WHAT IS REQUIRED »
Copy out every line in the entries below that includes "thermo".

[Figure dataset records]
— Start —

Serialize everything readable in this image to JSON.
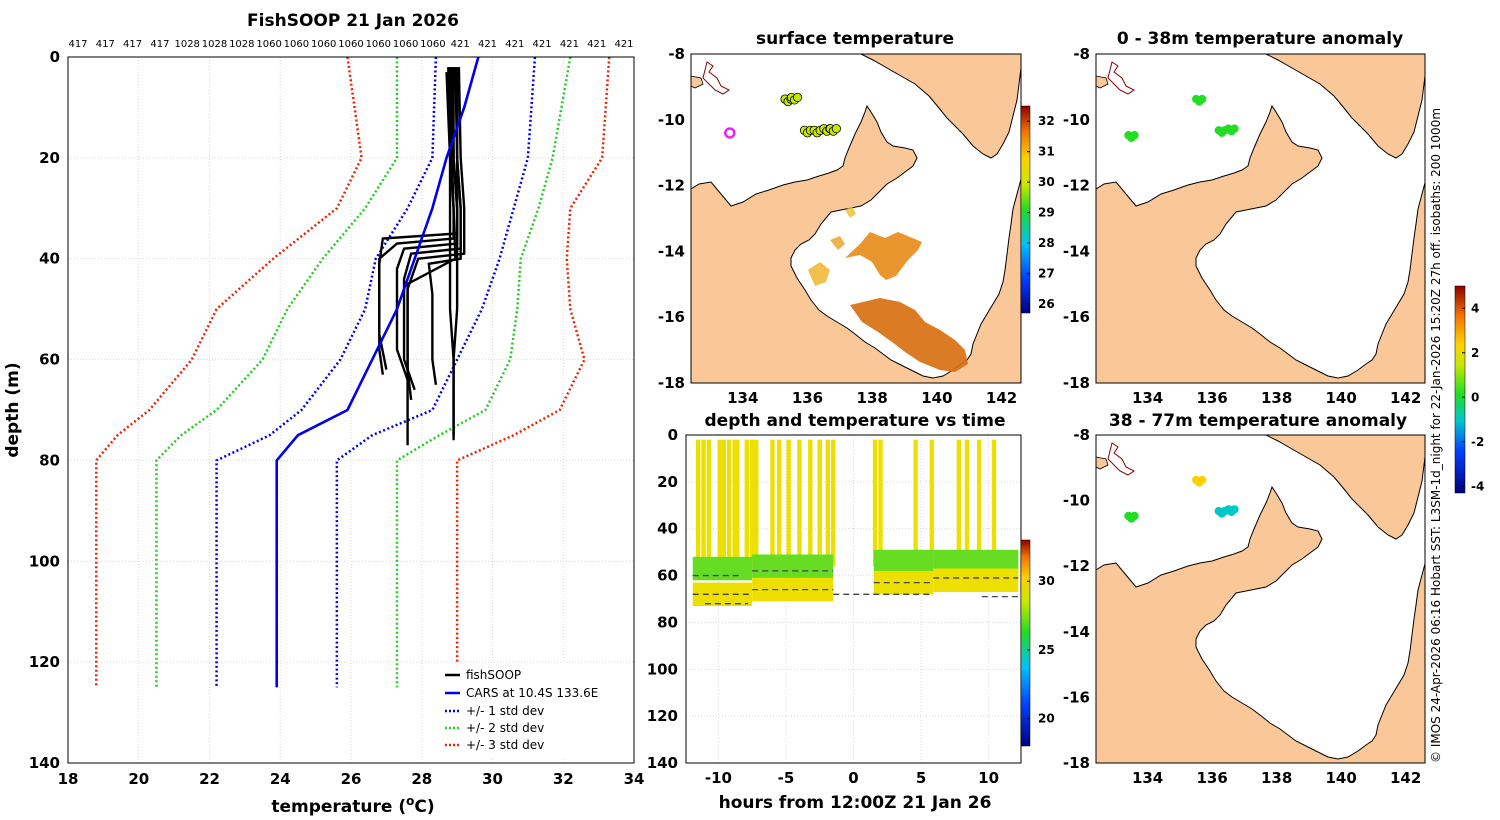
{
  "credit": "© IMOS 24-Apr-2026 06:16 Hobart SST: L3SM-1d_night for 22-Jan-2026 15:20Z 27h off. isobaths: 200  1000m",
  "colors": {
    "fishsoop": "#000000",
    "cars": "#0000ee",
    "std1": "#0000ee",
    "std2": "#22cc22",
    "std3": "#ee2200",
    "land": "#fac898",
    "coast": "#000000",
    "isobath": "#8b0000",
    "marker_magenta": "#ee22ee",
    "dash": "#444444"
  },
  "chart_data": [
    {
      "id": "profile",
      "type": "line",
      "title": "FishSOOP 21 Jan 2026",
      "xlabel": "temperature (",
      "xlabel_sup": "o",
      "xlabel_end": "C)",
      "ylabel": "depth (m)",
      "xlim": [
        18,
        34
      ],
      "ylim": [
        0,
        140
      ],
      "xticks": [
        "18",
        "20",
        "22",
        "24",
        "26",
        "28",
        "30",
        "32",
        "34"
      ],
      "yticks": [
        "0",
        "20",
        "40",
        "60",
        "80",
        "100",
        "120",
        "140"
      ],
      "top_labels": [
        "417",
        "417",
        "417",
        "417",
        "1028",
        "1028",
        "1028",
        "1060",
        "1060",
        "1060",
        "1060",
        "1060",
        "1060",
        "1060",
        "421",
        "421",
        "421",
        "421",
        "421",
        "421",
        "421"
      ],
      "legend": [
        "fishSOOP",
        "CARS at 10.4S 133.6E",
        "+/- 1 std dev",
        "+/- 2 std dev",
        "+/- 3 std dev"
      ],
      "cars": {
        "t": [
          29.6,
          29.4,
          29.2,
          28.7,
          28.3,
          27.8,
          27.3,
          26.6,
          25.9,
          24.5,
          23.9,
          23.9
        ],
        "d": [
          0,
          5,
          10,
          20,
          30,
          40,
          50,
          60,
          70,
          75,
          80,
          125
        ]
      },
      "std_curves": [
        {
          "name": "-3",
          "t": [
            25.9,
            26.3,
            25.6,
            23.8,
            22.2,
            21.5,
            20.3,
            19.4,
            18.8,
            18.8
          ],
          "d": [
            0,
            20,
            30,
            40,
            50,
            60,
            70,
            75,
            80,
            125
          ]
        },
        {
          "name": "-2",
          "t": [
            27.3,
            27.3,
            26.4,
            25.2,
            24.2,
            23.5,
            22.2,
            21.2,
            20.5,
            20.5
          ],
          "d": [
            0,
            20,
            30,
            40,
            50,
            60,
            70,
            75,
            80,
            125
          ]
        },
        {
          "name": "-1",
          "t": [
            28.4,
            28.3,
            27.6,
            26.7,
            26.4,
            25.7,
            24.6,
            23.7,
            22.2,
            22.2
          ],
          "d": [
            0,
            20,
            30,
            40,
            50,
            60,
            70,
            75,
            80,
            125
          ]
        },
        {
          "name": "+1",
          "t": [
            31.2,
            31.0,
            30.6,
            30.2,
            29.7,
            29.0,
            28.3,
            26.6,
            25.6,
            25.6
          ],
          "d": [
            0,
            20,
            30,
            40,
            50,
            60,
            70,
            75,
            80,
            125
          ]
        },
        {
          "name": "+2",
          "t": [
            32.2,
            31.7,
            31.3,
            30.8,
            30.7,
            30.5,
            29.8,
            28.5,
            27.3,
            27.3
          ],
          "d": [
            0,
            20,
            30,
            40,
            50,
            60,
            70,
            75,
            80,
            125
          ]
        },
        {
          "name": "+3",
          "t": [
            33.3,
            33.1,
            32.2,
            32.1,
            32.2,
            32.6,
            31.9,
            30.6,
            29.0,
            29.0
          ],
          "d": [
            0,
            20,
            30,
            40,
            50,
            60,
            70,
            75,
            80,
            125
          ]
        }
      ],
      "fishsoop_casts": [
        {
          "t": [
            28.75,
            28.8,
            28.9,
            28.9,
            27.3,
            26.8,
            26.8,
            27.0
          ],
          "d": [
            2,
            20,
            30,
            36,
            37,
            40,
            55,
            62
          ]
        },
        {
          "t": [
            28.85,
            28.9,
            29.0,
            29.0,
            27.5,
            27.3,
            27.3,
            27.6
          ],
          "d": [
            2,
            20,
            30,
            37,
            38,
            42,
            58,
            64
          ]
        },
        {
          "t": [
            28.95,
            29.0,
            29.1,
            29.1,
            27.7,
            27.5,
            27.5,
            27.8
          ],
          "d": [
            2,
            20,
            30,
            38,
            39,
            44,
            60,
            66
          ]
        },
        {
          "t": [
            29.05,
            29.1,
            29.2,
            29.2,
            27.9,
            27.6,
            27.6,
            27.7
          ],
          "d": [
            2,
            20,
            30,
            39,
            40,
            46,
            62,
            68
          ]
        },
        {
          "t": [
            29.0,
            29.0,
            29.1,
            29.1,
            28.2,
            28.3,
            28.3,
            28.4
          ],
          "d": [
            2,
            20,
            30,
            40,
            41,
            47,
            60,
            65
          ]
        },
        {
          "t": [
            28.9,
            28.9,
            29.0,
            29.0,
            26.9,
            26.8,
            26.8,
            26.9
          ],
          "d": [
            2,
            20,
            30,
            35,
            36,
            41,
            58,
            63
          ]
        },
        {
          "t": [
            28.8,
            28.85,
            28.9,
            28.95,
            27.6,
            27.6,
            27.6,
            27.6
          ],
          "d": [
            2,
            20,
            30,
            40,
            45,
            55,
            70,
            77
          ]
        },
        {
          "t": [
            29.0,
            29.0,
            29.0,
            29.0,
            29.0,
            28.9,
            28.9,
            28.9
          ],
          "d": [
            3,
            20,
            30,
            40,
            50,
            60,
            70,
            75
          ]
        },
        {
          "t": [
            28.7,
            28.8,
            28.8,
            28.8,
            28.8,
            28.9,
            28.9,
            28.9
          ],
          "d": [
            3,
            20,
            30,
            40,
            50,
            60,
            70,
            76
          ]
        }
      ]
    },
    {
      "id": "sst",
      "type": "map",
      "title": "surface temperature",
      "xlim": [
        132.4,
        142.6
      ],
      "ylim": [
        -18,
        -8
      ],
      "xticks": [
        "134",
        "136",
        "138",
        "140",
        "142"
      ],
      "yticks": [
        "-8",
        "-10",
        "-12",
        "-14",
        "-16",
        "-18"
      ],
      "colorbar": {
        "min": 25.7,
        "max": 32.5,
        "ticks": [
          "26",
          "27",
          "28",
          "29",
          "30",
          "31",
          "32"
        ]
      },
      "points": [
        {
          "lon": 135.4,
          "lat": -9.4,
          "value": 29.6
        },
        {
          "lon": 135.6,
          "lat": -9.35,
          "value": 29.7
        },
        {
          "lon": 136.0,
          "lat": -10.35,
          "value": 29.5
        },
        {
          "lon": 136.3,
          "lat": -10.35,
          "value": 29.5
        },
        {
          "lon": 136.6,
          "lat": -10.3,
          "value": 29.6
        },
        {
          "lon": 136.8,
          "lat": -10.3,
          "value": 29.6
        }
      ],
      "magenta_marker": {
        "lon": 133.6,
        "lat": -10.4
      }
    },
    {
      "id": "anom_shallow",
      "type": "map",
      "title": "0 - 38m temperature anomaly",
      "xlim": [
        132.4,
        142.6
      ],
      "ylim": [
        -18,
        -8
      ],
      "xticks": [
        "134",
        "136",
        "138",
        "140",
        "142"
      ],
      "yticks": [
        "-8",
        "-10",
        "-12",
        "-14",
        "-16",
        "-18"
      ],
      "points": [
        {
          "lon": 133.5,
          "lat": -10.5,
          "value": 0.2
        },
        {
          "lon": 135.6,
          "lat": -9.4,
          "value": 0.3
        },
        {
          "lon": 136.3,
          "lat": -10.35,
          "value": 0.1
        },
        {
          "lon": 136.6,
          "lat": -10.3,
          "value": 0.1
        }
      ]
    },
    {
      "id": "anom_deep",
      "type": "map",
      "title": "38 - 77m temperature anomaly",
      "xlim": [
        132.4,
        142.6
      ],
      "ylim": [
        -18,
        -8
      ],
      "xticks": [
        "134",
        "136",
        "138",
        "140",
        "142"
      ],
      "yticks": [
        "-8",
        "-10",
        "-12",
        "-14",
        "-16",
        "-18"
      ],
      "colorbar": {
        "min": -4.3,
        "max": 5.0,
        "ticks": [
          "4",
          "2",
          "0",
          "-2",
          "-4"
        ]
      },
      "points": [
        {
          "lon": 133.5,
          "lat": -10.5,
          "value": 0.3
        },
        {
          "lon": 135.6,
          "lat": -9.4,
          "value": 2.2
        },
        {
          "lon": 136.3,
          "lat": -10.35,
          "value": -1.2
        },
        {
          "lon": 136.6,
          "lat": -10.3,
          "value": -1.2
        }
      ]
    },
    {
      "id": "timeseries",
      "type": "scatter",
      "title": "depth and temperature vs time",
      "xlabel": "hours from 12:00Z 21 Jan 26",
      "xlim": [
        -12.4,
        12.4
      ],
      "ylim": [
        0,
        140
      ],
      "xticks": [
        "-10",
        "-5",
        "0",
        "5",
        "10"
      ],
      "yticks": [
        "0",
        "20",
        "40",
        "60",
        "80",
        "100",
        "120",
        "140"
      ],
      "colorbar": {
        "min": 18,
        "max": 33,
        "ticks": [
          "30",
          "25",
          "20"
        ]
      },
      "deployments": [
        {
          "start": -11.9,
          "end": -7.5,
          "bottom": 68,
          "thermo": 58
        },
        {
          "start": -7.5,
          "end": -1.5,
          "bottom": 66,
          "thermo": 57
        },
        {
          "start": 1.5,
          "end": 5.9,
          "bottom": 63,
          "thermo": 55
        },
        {
          "start": 5.9,
          "end": 12.2,
          "bottom": 62,
          "thermo": 55
        }
      ],
      "dashed_depths": [
        {
          "start": -11.9,
          "end": -8.5,
          "depth": 60
        },
        {
          "start": -11.9,
          "end": -7.5,
          "depth": 68
        },
        {
          "start": -11.0,
          "end": -7.8,
          "depth": 72
        },
        {
          "start": -7.5,
          "end": -1.5,
          "depth": 58
        },
        {
          "start": -7.5,
          "end": -1.5,
          "depth": 66
        },
        {
          "start": -1.5,
          "end": 5.9,
          "depth": 68
        },
        {
          "start": 1.5,
          "end": 5.9,
          "depth": 63
        },
        {
          "start": 5.9,
          "end": 12.2,
          "depth": 61
        },
        {
          "start": 9.5,
          "end": 12.2,
          "depth": 69
        }
      ],
      "vertical_casts": [
        -11.5,
        -11.1,
        -10.7,
        -9.9,
        -9.6,
        -9.2,
        -8.8,
        -8.6,
        -7.9,
        -7.5,
        -7.2,
        -6.0,
        -5.5,
        -4.8,
        -4.0,
        -3.2,
        -2.5,
        -1.9,
        -1.5,
        1.6,
        2.0,
        4.6,
        5.8,
        7.8,
        8.4,
        9.3,
        10.4
      ]
    }
  ]
}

— End —

ANSWER »
          "thermo": 58
          "thermo": 57
          "thermo": 55
          "thermo": 55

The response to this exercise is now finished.